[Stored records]
————————

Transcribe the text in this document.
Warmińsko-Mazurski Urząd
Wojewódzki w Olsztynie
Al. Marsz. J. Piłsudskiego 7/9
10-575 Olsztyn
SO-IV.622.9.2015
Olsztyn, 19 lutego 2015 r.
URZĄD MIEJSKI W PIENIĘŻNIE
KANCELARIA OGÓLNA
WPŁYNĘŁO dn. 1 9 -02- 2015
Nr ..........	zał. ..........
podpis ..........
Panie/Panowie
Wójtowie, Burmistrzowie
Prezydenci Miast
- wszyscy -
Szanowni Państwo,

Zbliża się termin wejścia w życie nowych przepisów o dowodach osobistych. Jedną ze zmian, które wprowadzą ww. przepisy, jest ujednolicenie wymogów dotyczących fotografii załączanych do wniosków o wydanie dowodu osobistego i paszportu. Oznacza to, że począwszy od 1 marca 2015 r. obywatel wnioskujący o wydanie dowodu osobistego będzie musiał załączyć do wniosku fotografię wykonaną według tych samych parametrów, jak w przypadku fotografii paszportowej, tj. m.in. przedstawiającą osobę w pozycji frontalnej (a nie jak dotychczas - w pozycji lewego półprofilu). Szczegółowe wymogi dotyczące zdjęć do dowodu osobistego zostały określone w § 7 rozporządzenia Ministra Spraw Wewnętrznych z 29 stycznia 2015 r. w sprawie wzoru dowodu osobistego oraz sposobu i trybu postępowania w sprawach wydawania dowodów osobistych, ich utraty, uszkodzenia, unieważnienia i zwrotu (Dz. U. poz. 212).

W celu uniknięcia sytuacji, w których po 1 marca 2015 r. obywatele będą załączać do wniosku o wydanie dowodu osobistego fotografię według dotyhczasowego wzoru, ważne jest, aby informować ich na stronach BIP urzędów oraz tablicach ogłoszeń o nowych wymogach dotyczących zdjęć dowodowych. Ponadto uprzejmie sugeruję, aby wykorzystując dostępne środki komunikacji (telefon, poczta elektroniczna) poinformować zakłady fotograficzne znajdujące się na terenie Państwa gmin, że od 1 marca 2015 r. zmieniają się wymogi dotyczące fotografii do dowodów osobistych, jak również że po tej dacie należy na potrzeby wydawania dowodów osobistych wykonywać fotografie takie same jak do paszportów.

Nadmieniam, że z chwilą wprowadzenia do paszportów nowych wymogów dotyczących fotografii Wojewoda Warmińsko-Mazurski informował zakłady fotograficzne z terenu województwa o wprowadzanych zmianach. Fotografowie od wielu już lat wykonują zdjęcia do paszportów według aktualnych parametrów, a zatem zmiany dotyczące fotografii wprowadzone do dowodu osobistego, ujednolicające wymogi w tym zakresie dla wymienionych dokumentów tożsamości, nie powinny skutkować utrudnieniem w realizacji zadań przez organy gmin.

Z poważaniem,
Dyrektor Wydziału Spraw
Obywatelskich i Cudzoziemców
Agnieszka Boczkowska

————————

EXERCISE PROMPT: All the data must be duplicated exactly, with nothing added or removed.

EXERCISE RESULT:
Transcribe the text in this document.
Warmińsko-Mazurski Urząd
Wojewódzki w Olsztynie
Al. Marsz. J. Piłsudskiego 7/9
10-575 Olsztyn
SO-IV.622.9.2015
Olsztyn, 19 lutego 2015 r.
URZĄD MIEJSKI W PIENIĘŻNIE
KANCELARIA OGÓLNA
WPŁYNĘŁO dn. 1 9 -02- 2015
Nr ..........	zał. ..........
podpis ..........
Panie/Panowie
Wójtowie, Burmistrzowie
Prezydenci Miast
- wszyscy -
Szanowni Państwo,

Zbliża się termin wejścia w życie nowych przepisów o dowodach osobistych. Jedną ze zmian, które wprowadzą ww. przepisy, jest ujednolicenie wymogów dotyczących fotografii załączanych do wniosków o wydanie dowodu osobistego i paszportu. Oznacza to, że począwszy od 1 marca 2015 r. obywatel wnioskujący o wydanie dowodu osobistego będzie musiał załączyć do wniosku fotografię wykonaną według tych samych parametrów, jak w przypadku fotografii paszportowej, tj. m.in. przedstawiającą osobę w pozycji frontalnej (a nie jak dotychczas - w pozycji lewego półprofilu). Szczegółowe wymogi dotyczące zdjęć do dowodu osobistego zostały określone w § 7 rozporządzenia Ministra Spraw Wewnętrznych z 29 stycznia 2015 r. w sprawie wzoru dowodu osobistego oraz sposobu i trybu postępowania w sprawach wydawania dowodów osobistych, ich utraty, uszkodzenia, unieważnienia i zwrotu (Dz. U. poz. 212).

W celu uniknięcia sytuacji, w których po 1 marca 2015 r. obywatele będą załączać do wniosku o wydanie dowodu osobistego fotografię według dotyhczasowego wzoru, ważne jest, aby informować ich na stronach BIP urzędów oraz tablicach ogłoszeń o nowych wymogach dotyczących zdjęć dowodowych. Ponadto uprzejmie sugeruję, aby wykorzystując dostępne środki komunikacji (telefon, poczta elektroniczna) poinformować zakłady fotograficzne znajdujące się na terenie Państwa gmin, że od 1 marca 2015 r. zmieniają się wymogi dotyczące fotografii do dowodów osobistych, jak również że po tej dacie należy na potrzeby wydawania dowodów osobistych wykonywać fotografie takie same jak do paszportów.

Nadmieniam, że z chwilą wprowadzenia do paszportów nowych wymogów dotyczących fotografii Wojewoda Warmińsko-Mazurski informował zakłady fotograficzne z terenu województwa o wprowadzanych zmianach. Fotografowie od wielu już lat wykonują zdjęcia do paszportów według aktualnych parametrów, a zatem zmiany dotyczące fotografii wprowadzone do dowodu osobistego, ujednolicające wymogi w tym zakresie dla wymienionych dokumentów tożsamości, nie powinny skutkować utrudnieniem w realizacji zadań przez organy gmin.

Z poważaniem,
Dyrektor Wydziału Spraw
Obywatelskich i Cudzoziemców
Agnieszka Boczkowska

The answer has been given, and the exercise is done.